## Dataset records
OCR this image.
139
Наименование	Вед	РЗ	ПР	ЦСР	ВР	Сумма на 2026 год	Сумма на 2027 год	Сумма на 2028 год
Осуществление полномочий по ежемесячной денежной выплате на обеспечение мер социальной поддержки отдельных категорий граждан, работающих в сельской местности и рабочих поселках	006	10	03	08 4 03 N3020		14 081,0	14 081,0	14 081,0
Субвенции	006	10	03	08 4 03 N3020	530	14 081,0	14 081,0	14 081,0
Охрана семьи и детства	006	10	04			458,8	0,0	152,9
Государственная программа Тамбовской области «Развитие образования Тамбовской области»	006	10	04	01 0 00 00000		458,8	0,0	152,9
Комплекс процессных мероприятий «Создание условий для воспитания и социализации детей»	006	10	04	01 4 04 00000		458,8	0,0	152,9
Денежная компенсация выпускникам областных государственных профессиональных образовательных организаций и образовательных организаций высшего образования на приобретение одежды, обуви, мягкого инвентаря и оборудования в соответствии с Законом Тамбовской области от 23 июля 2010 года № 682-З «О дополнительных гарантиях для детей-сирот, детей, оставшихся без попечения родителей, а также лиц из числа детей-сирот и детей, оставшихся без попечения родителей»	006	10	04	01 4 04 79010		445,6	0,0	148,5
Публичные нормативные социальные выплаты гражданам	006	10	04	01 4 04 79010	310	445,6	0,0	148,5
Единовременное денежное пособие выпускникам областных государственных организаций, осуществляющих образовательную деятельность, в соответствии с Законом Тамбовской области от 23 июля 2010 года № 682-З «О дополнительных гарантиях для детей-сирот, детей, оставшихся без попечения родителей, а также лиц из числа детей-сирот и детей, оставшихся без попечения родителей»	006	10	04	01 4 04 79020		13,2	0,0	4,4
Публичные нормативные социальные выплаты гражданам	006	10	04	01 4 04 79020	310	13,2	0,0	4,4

## Instructions for the task
Each line holding the word "нормативные" counts once; report the total and nothing else.

## Completed exercise
2